══ Data section

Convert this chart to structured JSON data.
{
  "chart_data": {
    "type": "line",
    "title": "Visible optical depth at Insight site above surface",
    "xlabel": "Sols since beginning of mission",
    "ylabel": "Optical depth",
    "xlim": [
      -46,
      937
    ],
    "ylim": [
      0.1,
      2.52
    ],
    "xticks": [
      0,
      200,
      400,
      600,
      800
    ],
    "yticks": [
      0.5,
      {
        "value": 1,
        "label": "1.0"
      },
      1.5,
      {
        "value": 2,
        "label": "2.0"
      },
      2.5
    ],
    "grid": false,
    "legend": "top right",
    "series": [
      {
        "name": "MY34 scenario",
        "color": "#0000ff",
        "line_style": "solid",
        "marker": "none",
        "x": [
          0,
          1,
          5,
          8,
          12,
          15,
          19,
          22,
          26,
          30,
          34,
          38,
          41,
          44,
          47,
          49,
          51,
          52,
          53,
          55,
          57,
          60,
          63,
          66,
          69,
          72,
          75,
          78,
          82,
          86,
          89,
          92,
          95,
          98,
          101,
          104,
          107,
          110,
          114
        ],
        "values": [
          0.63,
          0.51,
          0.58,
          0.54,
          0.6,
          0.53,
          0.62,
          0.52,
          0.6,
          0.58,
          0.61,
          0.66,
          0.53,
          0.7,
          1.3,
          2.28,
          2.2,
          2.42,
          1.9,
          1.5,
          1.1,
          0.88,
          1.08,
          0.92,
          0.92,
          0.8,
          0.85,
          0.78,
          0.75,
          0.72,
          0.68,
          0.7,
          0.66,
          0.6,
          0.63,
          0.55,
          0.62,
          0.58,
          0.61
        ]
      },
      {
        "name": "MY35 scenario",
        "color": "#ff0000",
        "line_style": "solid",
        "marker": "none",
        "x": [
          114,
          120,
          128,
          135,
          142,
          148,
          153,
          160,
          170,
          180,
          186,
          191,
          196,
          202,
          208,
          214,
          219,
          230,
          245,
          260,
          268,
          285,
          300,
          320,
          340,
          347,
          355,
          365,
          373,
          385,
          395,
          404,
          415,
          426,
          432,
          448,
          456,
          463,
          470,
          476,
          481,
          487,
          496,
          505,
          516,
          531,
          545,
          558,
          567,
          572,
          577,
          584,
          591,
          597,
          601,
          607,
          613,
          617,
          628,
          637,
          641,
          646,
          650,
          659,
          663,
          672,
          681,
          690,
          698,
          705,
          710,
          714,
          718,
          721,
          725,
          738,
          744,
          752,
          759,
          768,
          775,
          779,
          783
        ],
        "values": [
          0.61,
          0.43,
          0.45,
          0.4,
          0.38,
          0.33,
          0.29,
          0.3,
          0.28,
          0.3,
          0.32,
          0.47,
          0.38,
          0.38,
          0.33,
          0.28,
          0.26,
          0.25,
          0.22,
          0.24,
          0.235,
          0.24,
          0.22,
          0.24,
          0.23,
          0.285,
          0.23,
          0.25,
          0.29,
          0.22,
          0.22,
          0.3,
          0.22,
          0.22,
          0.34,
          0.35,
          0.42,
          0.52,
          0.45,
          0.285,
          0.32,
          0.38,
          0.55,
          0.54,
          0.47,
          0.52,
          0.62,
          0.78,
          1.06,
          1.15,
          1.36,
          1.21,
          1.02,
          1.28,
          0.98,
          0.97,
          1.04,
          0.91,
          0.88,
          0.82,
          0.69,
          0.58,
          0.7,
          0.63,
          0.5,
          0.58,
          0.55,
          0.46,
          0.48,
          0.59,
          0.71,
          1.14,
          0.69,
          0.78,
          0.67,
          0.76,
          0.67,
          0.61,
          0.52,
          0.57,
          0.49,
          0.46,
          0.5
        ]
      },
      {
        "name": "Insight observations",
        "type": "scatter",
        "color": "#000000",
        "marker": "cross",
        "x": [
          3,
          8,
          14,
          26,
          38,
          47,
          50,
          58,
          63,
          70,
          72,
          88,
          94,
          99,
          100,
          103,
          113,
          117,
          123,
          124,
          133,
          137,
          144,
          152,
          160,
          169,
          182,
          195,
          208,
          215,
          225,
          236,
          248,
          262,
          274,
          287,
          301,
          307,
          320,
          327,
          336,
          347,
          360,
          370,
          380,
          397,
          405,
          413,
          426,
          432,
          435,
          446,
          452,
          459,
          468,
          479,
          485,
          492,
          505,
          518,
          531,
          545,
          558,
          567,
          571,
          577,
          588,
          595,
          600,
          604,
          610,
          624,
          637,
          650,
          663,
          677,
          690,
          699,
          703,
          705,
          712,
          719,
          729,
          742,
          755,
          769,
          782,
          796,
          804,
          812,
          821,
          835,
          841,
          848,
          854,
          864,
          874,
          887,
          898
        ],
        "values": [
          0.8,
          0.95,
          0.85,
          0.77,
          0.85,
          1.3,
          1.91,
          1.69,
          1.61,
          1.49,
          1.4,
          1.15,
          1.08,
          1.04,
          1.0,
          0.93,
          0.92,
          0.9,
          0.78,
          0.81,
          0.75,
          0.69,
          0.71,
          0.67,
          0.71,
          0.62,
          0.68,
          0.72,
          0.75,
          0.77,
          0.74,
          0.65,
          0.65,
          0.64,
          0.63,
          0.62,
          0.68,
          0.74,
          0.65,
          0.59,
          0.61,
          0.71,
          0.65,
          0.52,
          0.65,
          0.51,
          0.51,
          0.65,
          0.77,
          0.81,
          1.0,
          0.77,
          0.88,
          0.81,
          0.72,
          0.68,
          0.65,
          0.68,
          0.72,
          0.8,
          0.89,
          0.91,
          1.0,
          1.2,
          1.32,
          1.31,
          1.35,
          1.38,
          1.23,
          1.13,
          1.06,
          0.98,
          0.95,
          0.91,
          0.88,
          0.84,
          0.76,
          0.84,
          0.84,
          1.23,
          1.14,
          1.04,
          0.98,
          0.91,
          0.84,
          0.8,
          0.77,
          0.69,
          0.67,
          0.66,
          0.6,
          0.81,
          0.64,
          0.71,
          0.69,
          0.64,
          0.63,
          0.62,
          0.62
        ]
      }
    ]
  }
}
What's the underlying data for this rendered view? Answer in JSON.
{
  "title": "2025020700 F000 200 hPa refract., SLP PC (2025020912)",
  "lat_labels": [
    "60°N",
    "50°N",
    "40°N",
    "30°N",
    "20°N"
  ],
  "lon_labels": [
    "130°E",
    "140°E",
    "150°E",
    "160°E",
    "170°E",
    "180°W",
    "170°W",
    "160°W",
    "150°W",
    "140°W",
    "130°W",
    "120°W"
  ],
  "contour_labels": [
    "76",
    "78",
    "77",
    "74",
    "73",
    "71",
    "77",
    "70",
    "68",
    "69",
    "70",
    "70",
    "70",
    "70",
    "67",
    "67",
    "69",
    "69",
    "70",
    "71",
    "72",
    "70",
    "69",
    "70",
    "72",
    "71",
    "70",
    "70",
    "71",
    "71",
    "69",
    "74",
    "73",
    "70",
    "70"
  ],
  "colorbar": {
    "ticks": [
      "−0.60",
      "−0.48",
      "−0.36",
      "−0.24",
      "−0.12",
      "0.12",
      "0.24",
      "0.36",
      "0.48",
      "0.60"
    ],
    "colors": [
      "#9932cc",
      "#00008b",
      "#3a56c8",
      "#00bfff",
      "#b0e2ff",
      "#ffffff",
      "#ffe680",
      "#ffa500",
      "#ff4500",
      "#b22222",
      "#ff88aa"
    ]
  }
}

════

# Given request:
Extract all of the data above without altering anything.

# Answer to the problem:
Convert this chart to structured JSON data.
{
  "chart_data": {
    "type": "line",
    "title": "Visible optical depth at Insight site above surface",
    "xlabel": "Sols since beginning of mission",
    "ylabel": "Optical depth",
    "xlim": [
      -46,
      937
    ],
    "ylim": [
      0.1,
      2.52
    ],
    "xticks": [
      0,
      200,
      400,
      600,
      800
    ],
    "yticks": [
      0.5,
      {
        "value": 1,
        "label": "1.0"
      },
      1.5,
      {
        "value": 2,
        "label": "2.0"
      },
      2.5
    ],
    "grid": false,
    "legend": "top right",
    "series": [
      {
        "name": "MY34 scenario",
        "color": "#0000ff",
        "line_style": "solid",
        "marker": "none",
        "x": [
          0,
          1,
          5,
          8,
          12,
          15,
          19,
          22,
          26,
          30,
          34,
          38,
          41,
          44,
          47,
          49,
          51,
          52,
          53,
          55,
          57,
          60,
          63,
          66,
          69,
          72,
          75,
          78,
          82,
          86,
          89,
          92,
          95,
          98,
          101,
          104,
          107,
          110,
          114
        ],
        "values": [
          0.63,
          0.51,
          0.58,
          0.54,
          0.6,
          0.53,
          0.62,
          0.52,
          0.6,
          0.58,
          0.61,
          0.66,
          0.53,
          0.7,
          1.3,
          2.28,
          2.2,
          2.42,
          1.9,
          1.5,
          1.1,
          0.88,
          1.08,
          0.92,
          0.92,
          0.8,
          0.85,
          0.78,
          0.75,
          0.72,
          0.68,
          0.7,
          0.66,
          0.6,
          0.63,
          0.55,
          0.62,
          0.58,
          0.61
        ]
      },
      {
        "name": "MY35 scenario",
        "color": "#ff0000",
        "line_style": "solid",
        "marker": "none",
        "x": [
          114,
          120,
          128,
          135,
          142,
          148,
          153,
          160,
          170,
          180,
          186,
          191,
          196,
          202,
          208,
          214,
          219,
          230,
          245,
          260,
          268,
          285,
          300,
          320,
          340,
          347,
          355,
          365,
          373,
          385,
          395,
          404,
          415,
          426,
          432,
          448,
          456,
          463,
          470,
          476,
          481,
          487,
          496,
          505,
          516,
          531,
          545,
          558,
          567,
          572,
          577,
          584,
          591,
          597,
          601,
          607,
          613,
          617,
          628,
          637,
          641,
          646,
          650,
          659,
          663,
          672,
          681,
          690,
          698,
          705,
          710,
          714,
          718,
          721,
          725,
          738,
          744,
          752,
          759,
          768,
          775,
          779,
          783
        ],
        "values": [
          0.61,
          0.43,
          0.45,
          0.4,
          0.38,
          0.33,
          0.29,
          0.3,
          0.28,
          0.3,
          0.32,
          0.47,
          0.38,
          0.38,
          0.33,
          0.28,
          0.26,
          0.25,
          0.22,
          0.24,
          0.235,
          0.24,
          0.22,
          0.24,
          0.23,
          0.285,
          0.23,
          0.25,
          0.29,
          0.22,
          0.22,
          0.3,
          0.22,
          0.22,
          0.34,
          0.35,
          0.42,
          0.52,
          0.45,
          0.285,
          0.32,
          0.38,
          0.55,
          0.54,
          0.47,
          0.52,
          0.62,
          0.78,
          1.06,
          1.15,
          1.36,
          1.21,
          1.02,
          1.28,
          0.98,
          0.97,
          1.04,
          0.91,
          0.88,
          0.82,
          0.69,
          0.58,
          0.7,
          0.63,
          0.5,
          0.58,
          0.55,
          0.46,
          0.48,
          0.59,
          0.71,
          1.14,
          0.69,
          0.78,
          0.67,
          0.76,
          0.67,
          0.61,
          0.52,
          0.57,
          0.49,
          0.46,
          0.5
        ]
      },
      {
        "name": "Insight observations",
        "type": "scatter",
        "color": "#000000",
        "marker": "cross",
        "x": [
          3,
          8,
          14,
          26,
          38,
          47,
          50,
          58,
          63,
          70,
          72,
          88,
          94,
          99,
          100,
          103,
          113,
          117,
          123,
          124,
          133,
          137,
          144,
          152,
          160,
          169,
          182,
          195,
          208,
          215,
          225,
          236,
          248,
          262,
          274,
          287,
          301,
          307,
          320,
          327,
          336,
          347,
          360,
          370,
          380,
          397,
          405,
          413,
          426,
          432,
          435,
          446,
          452,
          459,
          468,
          479,
          485,
          492,
          505,
          518,
          531,
          545,
          558,
          567,
          571,
          577,
          588,
          595,
          600,
          604,
          610,
          624,
          637,
          650,
          663,
          677,
          690,
          699,
          703,
          705,
          712,
          719,
          729,
          742,
          755,
          769,
          782,
          796,
          804,
          812,
          821,
          835,
          841,
          848,
          854,
          864,
          874,
          887,
          898
        ],
        "values": [
          0.8,
          0.95,
          0.85,
          0.77,
          0.85,
          1.3,
          1.91,
          1.69,
          1.61,
          1.49,
          1.4,
          1.15,
          1.08,
          1.04,
          1.0,
          0.93,
          0.92,
          0.9,
          0.78,
          0.81,
          0.75,
          0.69,
          0.71,
          0.67,
          0.71,
          0.62,
          0.68,
          0.72,
          0.75,
          0.77,
          0.74,
          0.65,
          0.65,
          0.64,
          0.63,
          0.62,
          0.68,
          0.74,
          0.65,
          0.59,
          0.61,
          0.71,
          0.65,
          0.52,
          0.65,
          0.51,
          0.51,
          0.65,
          0.77,
          0.81,
          1.0,
          0.77,
          0.88,
          0.81,
          0.72,
          0.68,
          0.65,
          0.68,
          0.72,
          0.8,
          0.89,
          0.91,
          1.0,
          1.2,
          1.32,
          1.31,
          1.35,
          1.38,
          1.23,
          1.13,
          1.06,
          0.98,
          0.95,
          0.91,
          0.88,
          0.84,
          0.76,
          0.84,
          0.84,
          1.23,
          1.14,
          1.04,
          0.98,
          0.91,
          0.84,
          0.8,
          0.77,
          0.69,
          0.67,
          0.66,
          0.6,
          0.81,
          0.64,
          0.71,
          0.69,
          0.64,
          0.63,
          0.62,
          0.62
        ]
      }
    ]
  }
}
What's the underlying data for this rendered view? Answer in JSON.
{
  "title": "2025020700 F000 200 hPa refract., SLP PC (2025020912)",
  "lat_labels": [
    "60°N",
    "50°N",
    "40°N",
    "30°N",
    "20°N"
  ],
  "lon_labels": [
    "130°E",
    "140°E",
    "150°E",
    "160°E",
    "170°E",
    "180°W",
    "170°W",
    "160°W",
    "150°W",
    "140°W",
    "130°W",
    "120°W"
  ],
  "contour_labels": [
    "76",
    "78",
    "77",
    "74",
    "73",
    "71",
    "77",
    "70",
    "68",
    "69",
    "70",
    "70",
    "70",
    "70",
    "67",
    "67",
    "69",
    "69",
    "70",
    "71",
    "72",
    "70",
    "69",
    "70",
    "72",
    "71",
    "70",
    "70",
    "71",
    "71",
    "69",
    "74",
    "73",
    "70",
    "70"
  ],
  "colorbar": {
    "ticks": [
      "−0.60",
      "−0.48",
      "−0.36",
      "−0.24",
      "−0.12",
      "0.12",
      "0.24",
      "0.36",
      "0.48",
      "0.60"
    ],
    "colors": [
      "#9932cc",
      "#00008b",
      "#3a56c8",
      "#00bfff",
      "#b0e2ff",
      "#ffffff",
      "#ffe680",
      "#ffa500",
      "#ff4500",
      "#b22222",
      "#ff88aa"
    ]
  }
}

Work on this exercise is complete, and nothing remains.